> _EXERCISE_: Please reproduce every record exactly as written, leaving out the pictures.

> _DATA SUPPLIED_:
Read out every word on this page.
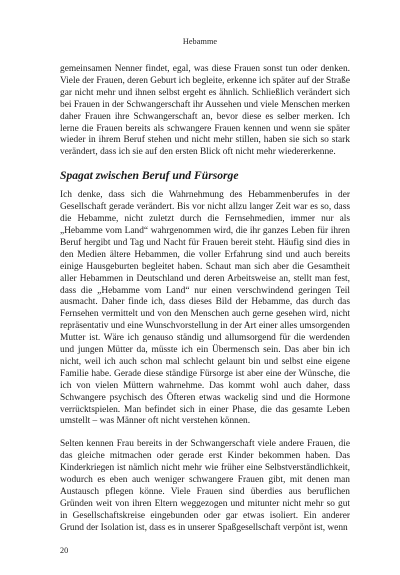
Hebamme

gemeinsamen Nenner findet, egal, was diese Frauen sonst tun oder denken. Viele der Frauen, deren Geburt ich begleite, erkenne ich später auf der Straße gar nicht mehr und ihnen selbst ergeht es ähnlich. Schließlich verändert sich bei Frauen in der Schwangerschaft ihr Aussehen und viele Menschen merken daher Frauen ihre Schwangerschaft an, bevor diese es selber merken. Ich lerne die Frauen bereits als schwangere Frauen kennen und wenn sie später wieder in ihrem Beruf stehen und nicht mehr stillen, haben sie sich so stark verändert, dass ich sie auf den ersten Blick oft nicht mehr wiedererkenne.

Spagat zwischen Beruf und Fürsorge

Ich denke, dass sich die Wahrnehmung des Hebammenberufes in der Gesellschaft gerade verändert. Bis vor nicht allzu langer Zeit war es so, dass die Hebamme, nicht zuletzt durch die Fernsehmedien, immer nur als „Hebamme vom Land“ wahrgenommen wird, die ihr ganzes Leben für ihren Beruf hergibt und Tag und Nacht für Frauen bereit steht. Häufig sind dies in den Medien ältere Hebammen, die voller Erfahrung sind und auch bereits einige Hausgeburten begleitet haben. Schaut man sich aber die Gesamtheit aller Hebammen in Deutschland und deren Arbeitsweise an, stellt man fest, dass die „Hebamme vom Land“ nur einen verschwindend geringen Teil ausmacht. Daher finde ich, dass dieses Bild der Hebamme, das durch das Fernsehen vermittelt und von den Menschen auch gerne gesehen wird, nicht repräsentativ und eine Wunschvorstellung in der Art einer alles umsorgenden Mutter ist. Wäre ich genauso ständig und allumsorgend für die werdenden und jungen Mütter da, müsste ich ein Übermensch sein. Das aber bin ich nicht, weil ich auch schon mal schlecht gelaunt bin und selbst eine eigene Familie habe. Gerade diese ständige Fürsorge ist aber eine der Wünsche, die ich von vielen Müttern wahrnehme. Das kommt wohl auch daher, dass Schwangere psychisch des Öfteren etwas wackelig sind und die Hormone verrücktspielen. Man befindet sich in einer Phase, die das gesamte Leben umstellt – was Männer oft nicht verstehen können.

Selten kennen Frau bereits in der Schwangerschaft viele andere Frauen, die das gleiche mitmachen oder gerade erst Kinder bekommen haben. Das Kinderkriegen ist nämlich nicht mehr wie früher eine Selbstverständlichkeit, wodurch es eben auch weniger schwangere Frauen gibt, mit denen man Austausch pflegen könne. Viele Frauen sind überdies aus beruflichen Gründen weit von ihren Eltern weggezogen und mitunter nicht mehr so gut in Gesellschaftskreise eingebunden oder gar etwas isoliert. Ein anderer Grund der Isolation ist, dass es in unserer Spaßgesellschaft verpönt ist, wenn

20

> _WRITTEN ANSWER_:
Read out every word on this page.
Hebamme

gemeinsamen Nenner findet, egal, was diese Frauen sonst tun oder denken. Viele der Frauen, deren Geburt ich begleite, erkenne ich später auf der Straße gar nicht mehr und ihnen selbst ergeht es ähnlich. Schließlich verändert sich bei Frauen in der Schwangerschaft ihr Aussehen und viele Menschen merken daher Frauen ihre Schwangerschaft an, bevor diese es selber merken. Ich lerne die Frauen bereits als schwangere Frauen kennen und wenn sie später wieder in ihrem Beruf stehen und nicht mehr stillen, haben sie sich so stark verändert, dass ich sie auf den ersten Blick oft nicht mehr wiedererkenne.

Spagat zwischen Beruf und Fürsorge

Ich denke, dass sich die Wahrnehmung des Hebammenberufes in der Gesellschaft gerade verändert. Bis vor nicht allzu langer Zeit war es so, dass die Hebamme, nicht zuletzt durch die Fernsehmedien, immer nur als „Hebamme vom Land“ wahrgenommen wird, die ihr ganzes Leben für ihren Beruf hergibt und Tag und Nacht für Frauen bereit steht. Häufig sind dies in den Medien ältere Hebammen, die voller Erfahrung sind und auch bereits einige Hausgeburten begleitet haben. Schaut man sich aber die Gesamtheit aller Hebammen in Deutschland und deren Arbeitsweise an, stellt man fest, dass die „Hebamme vom Land“ nur einen verschwindend geringen Teil ausmacht. Daher finde ich, dass dieses Bild der Hebamme, das durch das Fernsehen vermittelt und von den Menschen auch gerne gesehen wird, nicht repräsentativ und eine Wunschvorstellung in der Art einer alles umsorgenden Mutter ist. Wäre ich genauso ständig und allumsorgend für die werdenden und jungen Mütter da, müsste ich ein Übermensch sein. Das aber bin ich nicht, weil ich auch schon mal schlecht gelaunt bin und selbst eine eigene Familie habe. Gerade diese ständige Fürsorge ist aber eine der Wünsche, die ich von vielen Müttern wahrnehme. Das kommt wohl auch daher, dass Schwangere psychisch des Öfteren etwas wackelig sind und die Hormone verrücktspielen. Man befindet sich in einer Phase, die das gesamte Leben umstellt – was Männer oft nicht verstehen können.

Selten kennen Frau bereits in der Schwangerschaft viele andere Frauen, die das gleiche mitmachen oder gerade erst Kinder bekommen haben. Das Kinderkriegen ist nämlich nicht mehr wie früher eine Selbstverständlichkeit, wodurch es eben auch weniger schwangere Frauen gibt, mit denen man Austausch pflegen könne. Viele Frauen sind überdies aus beruflichen Gründen weit von ihren Eltern weggezogen und mitunter nicht mehr so gut in Gesellschaftskreise eingebunden oder gar etwas isoliert. Ein anderer Grund der Isolation ist, dass es in unserer Spaßgesellschaft verpönt ist, wenn

20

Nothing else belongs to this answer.